-- Start DATA SHOWN --

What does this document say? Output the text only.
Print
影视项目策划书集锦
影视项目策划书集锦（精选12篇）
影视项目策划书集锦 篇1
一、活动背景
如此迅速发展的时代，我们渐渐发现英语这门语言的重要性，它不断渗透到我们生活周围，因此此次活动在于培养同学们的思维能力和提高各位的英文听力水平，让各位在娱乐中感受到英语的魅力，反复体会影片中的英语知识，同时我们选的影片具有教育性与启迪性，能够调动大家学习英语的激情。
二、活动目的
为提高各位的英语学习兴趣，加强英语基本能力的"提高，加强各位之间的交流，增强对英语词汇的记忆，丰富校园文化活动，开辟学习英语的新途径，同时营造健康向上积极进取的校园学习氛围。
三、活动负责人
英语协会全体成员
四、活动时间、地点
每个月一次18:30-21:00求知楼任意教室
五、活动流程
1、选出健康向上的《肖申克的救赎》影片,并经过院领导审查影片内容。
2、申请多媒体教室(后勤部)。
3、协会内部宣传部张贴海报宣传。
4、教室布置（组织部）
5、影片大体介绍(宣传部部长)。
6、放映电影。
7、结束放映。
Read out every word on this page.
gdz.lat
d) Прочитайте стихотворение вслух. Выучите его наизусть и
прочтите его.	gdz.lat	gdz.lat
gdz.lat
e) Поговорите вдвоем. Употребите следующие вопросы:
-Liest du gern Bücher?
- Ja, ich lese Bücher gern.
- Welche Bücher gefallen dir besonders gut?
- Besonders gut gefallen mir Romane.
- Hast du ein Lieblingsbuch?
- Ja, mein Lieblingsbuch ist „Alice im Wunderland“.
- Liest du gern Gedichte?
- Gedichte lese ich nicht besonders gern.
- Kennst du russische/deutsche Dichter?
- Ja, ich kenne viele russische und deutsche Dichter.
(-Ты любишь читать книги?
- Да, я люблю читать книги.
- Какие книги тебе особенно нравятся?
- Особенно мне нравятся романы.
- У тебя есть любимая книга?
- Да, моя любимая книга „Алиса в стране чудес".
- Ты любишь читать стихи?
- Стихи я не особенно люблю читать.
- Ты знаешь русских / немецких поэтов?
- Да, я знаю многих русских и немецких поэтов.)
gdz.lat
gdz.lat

-- End DATA SHOWN --

• [REQUIRED WORK]:
Locate the line that contains "Read out every word on this page.", then please quote it and every line after it to the end of the entries above, exactly and with nothing else.

• [WRITTEN REPLY]:
Read out every word on this page.
gdz.lat
d) Прочитайте стихотворение вслух. Выучите его наизусть и
прочтите его.	gdz.lat	gdz.lat
gdz.lat
e) Поговорите вдвоем. Употребите следующие вопросы:
-Liest du gern Bücher?
- Ja, ich lese Bücher gern.
- Welche Bücher gefallen dir besonders gut?
- Besonders gut gefallen mir Romane.
- Hast du ein Lieblingsbuch?
- Ja, mein Lieblingsbuch ist „Alice im Wunderland“.
- Liest du gern Gedichte?
- Gedichte lese ich nicht besonders gern.
- Kennst du russische/deutsche Dichter?
- Ja, ich kenne viele russische und deutsche Dichter.
(-Ты любишь читать книги?
- Да, я люблю читать книги.
- Какие книги тебе особенно нравятся?
- Особенно мне нравятся романы.
- У тебя есть любимая книга?
- Да, моя любимая книга „Алиса в стране чудес".
- Ты любишь читать стихи?
- Стихи я не особенно люблю читать.
- Ты знаешь русских / немецких поэтов?
- Да, я знаю многих русских и немецких поэтов.)
gdz.lat
gdz.lat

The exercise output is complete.